• [ENTRIES]

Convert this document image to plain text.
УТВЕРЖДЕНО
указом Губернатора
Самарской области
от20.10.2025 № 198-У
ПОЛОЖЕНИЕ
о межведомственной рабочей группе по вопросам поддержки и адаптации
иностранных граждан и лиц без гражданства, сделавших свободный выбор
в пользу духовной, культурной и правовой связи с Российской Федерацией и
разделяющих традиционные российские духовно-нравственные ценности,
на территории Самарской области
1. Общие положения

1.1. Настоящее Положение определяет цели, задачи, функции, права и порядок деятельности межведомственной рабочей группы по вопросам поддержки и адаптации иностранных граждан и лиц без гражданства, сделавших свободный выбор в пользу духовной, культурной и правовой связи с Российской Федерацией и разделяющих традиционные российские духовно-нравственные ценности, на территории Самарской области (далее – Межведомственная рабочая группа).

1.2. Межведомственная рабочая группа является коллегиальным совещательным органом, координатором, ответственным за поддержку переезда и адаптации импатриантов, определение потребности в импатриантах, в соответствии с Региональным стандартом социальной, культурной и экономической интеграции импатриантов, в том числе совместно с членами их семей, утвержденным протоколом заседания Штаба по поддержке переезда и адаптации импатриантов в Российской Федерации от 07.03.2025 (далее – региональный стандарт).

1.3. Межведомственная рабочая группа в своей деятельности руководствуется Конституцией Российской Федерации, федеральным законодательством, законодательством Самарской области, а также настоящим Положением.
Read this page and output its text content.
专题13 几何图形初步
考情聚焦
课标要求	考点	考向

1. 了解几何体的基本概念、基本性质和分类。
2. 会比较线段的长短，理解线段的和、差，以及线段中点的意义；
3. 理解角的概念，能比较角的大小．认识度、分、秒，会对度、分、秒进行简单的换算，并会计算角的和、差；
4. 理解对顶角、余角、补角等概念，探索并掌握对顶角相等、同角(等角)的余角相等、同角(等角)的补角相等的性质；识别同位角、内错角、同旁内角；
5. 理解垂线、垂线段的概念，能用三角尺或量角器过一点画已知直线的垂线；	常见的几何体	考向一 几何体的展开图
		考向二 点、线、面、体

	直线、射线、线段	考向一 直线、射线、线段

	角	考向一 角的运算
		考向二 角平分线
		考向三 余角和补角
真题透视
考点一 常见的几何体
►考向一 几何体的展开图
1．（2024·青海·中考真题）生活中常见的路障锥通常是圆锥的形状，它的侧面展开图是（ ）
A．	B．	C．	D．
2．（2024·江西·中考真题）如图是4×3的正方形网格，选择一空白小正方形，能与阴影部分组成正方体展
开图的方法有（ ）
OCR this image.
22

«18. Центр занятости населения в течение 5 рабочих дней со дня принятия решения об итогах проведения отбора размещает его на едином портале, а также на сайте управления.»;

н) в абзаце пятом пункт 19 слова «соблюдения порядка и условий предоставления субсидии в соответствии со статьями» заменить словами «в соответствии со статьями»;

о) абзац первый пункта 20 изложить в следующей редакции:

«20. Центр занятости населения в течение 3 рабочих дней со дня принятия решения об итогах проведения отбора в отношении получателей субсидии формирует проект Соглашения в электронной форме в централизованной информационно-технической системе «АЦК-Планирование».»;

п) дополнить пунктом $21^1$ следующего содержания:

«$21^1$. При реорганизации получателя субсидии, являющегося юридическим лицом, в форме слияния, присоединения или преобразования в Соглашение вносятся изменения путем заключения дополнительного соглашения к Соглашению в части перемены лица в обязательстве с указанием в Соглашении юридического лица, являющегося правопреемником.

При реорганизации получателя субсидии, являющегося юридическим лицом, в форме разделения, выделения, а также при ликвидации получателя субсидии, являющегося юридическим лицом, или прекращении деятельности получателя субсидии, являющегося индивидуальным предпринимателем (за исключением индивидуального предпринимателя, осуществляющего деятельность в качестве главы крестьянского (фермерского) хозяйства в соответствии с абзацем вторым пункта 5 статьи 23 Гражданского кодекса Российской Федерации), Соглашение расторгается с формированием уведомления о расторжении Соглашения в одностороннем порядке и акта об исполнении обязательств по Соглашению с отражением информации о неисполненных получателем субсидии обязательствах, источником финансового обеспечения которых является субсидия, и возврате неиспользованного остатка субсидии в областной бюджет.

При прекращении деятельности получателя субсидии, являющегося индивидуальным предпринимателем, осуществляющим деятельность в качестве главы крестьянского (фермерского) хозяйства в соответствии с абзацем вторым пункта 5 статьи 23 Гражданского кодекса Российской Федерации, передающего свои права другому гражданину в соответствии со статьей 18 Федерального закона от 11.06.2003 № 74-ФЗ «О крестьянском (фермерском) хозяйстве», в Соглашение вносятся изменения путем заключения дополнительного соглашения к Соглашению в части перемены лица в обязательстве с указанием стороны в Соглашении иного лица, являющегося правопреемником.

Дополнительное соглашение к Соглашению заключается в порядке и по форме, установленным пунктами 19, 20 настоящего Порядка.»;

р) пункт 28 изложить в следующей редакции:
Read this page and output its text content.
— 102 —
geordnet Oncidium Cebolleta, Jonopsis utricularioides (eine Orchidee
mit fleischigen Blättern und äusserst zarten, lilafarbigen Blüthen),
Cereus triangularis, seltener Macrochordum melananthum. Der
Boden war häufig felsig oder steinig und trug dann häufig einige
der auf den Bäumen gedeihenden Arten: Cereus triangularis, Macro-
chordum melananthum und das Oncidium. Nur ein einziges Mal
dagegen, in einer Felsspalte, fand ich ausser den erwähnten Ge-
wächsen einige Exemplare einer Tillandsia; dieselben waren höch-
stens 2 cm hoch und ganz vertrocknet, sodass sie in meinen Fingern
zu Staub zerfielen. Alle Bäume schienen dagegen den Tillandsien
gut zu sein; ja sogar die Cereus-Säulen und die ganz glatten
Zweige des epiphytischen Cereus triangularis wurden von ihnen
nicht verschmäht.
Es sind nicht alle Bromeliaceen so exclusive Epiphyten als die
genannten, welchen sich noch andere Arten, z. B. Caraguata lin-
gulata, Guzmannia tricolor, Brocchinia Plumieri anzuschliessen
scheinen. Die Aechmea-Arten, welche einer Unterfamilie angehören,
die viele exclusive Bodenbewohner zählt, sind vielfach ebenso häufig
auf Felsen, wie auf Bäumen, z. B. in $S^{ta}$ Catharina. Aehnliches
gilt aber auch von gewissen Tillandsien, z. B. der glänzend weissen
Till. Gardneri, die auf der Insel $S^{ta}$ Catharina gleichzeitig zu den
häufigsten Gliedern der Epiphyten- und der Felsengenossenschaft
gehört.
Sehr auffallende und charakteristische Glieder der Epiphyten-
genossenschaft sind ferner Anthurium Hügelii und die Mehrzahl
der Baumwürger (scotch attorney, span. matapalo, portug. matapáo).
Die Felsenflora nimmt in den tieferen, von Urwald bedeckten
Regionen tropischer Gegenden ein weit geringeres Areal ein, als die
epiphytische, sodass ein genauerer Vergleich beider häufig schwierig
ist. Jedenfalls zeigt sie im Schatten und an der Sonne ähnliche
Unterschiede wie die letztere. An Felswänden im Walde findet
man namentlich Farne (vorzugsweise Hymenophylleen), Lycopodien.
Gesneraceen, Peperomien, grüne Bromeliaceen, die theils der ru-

• [WRITTEN INSTRUCTION] Scan the data above and copy every line with "dagegen" in it.

• [OUTPUT FOR THIS EXERCISE]
dagegen, in einer Felsspalte, fand ich ausser den erwähnten Ge-
zu Staub zerfielen. Alle Bäume schienen dagegen den Tillandsien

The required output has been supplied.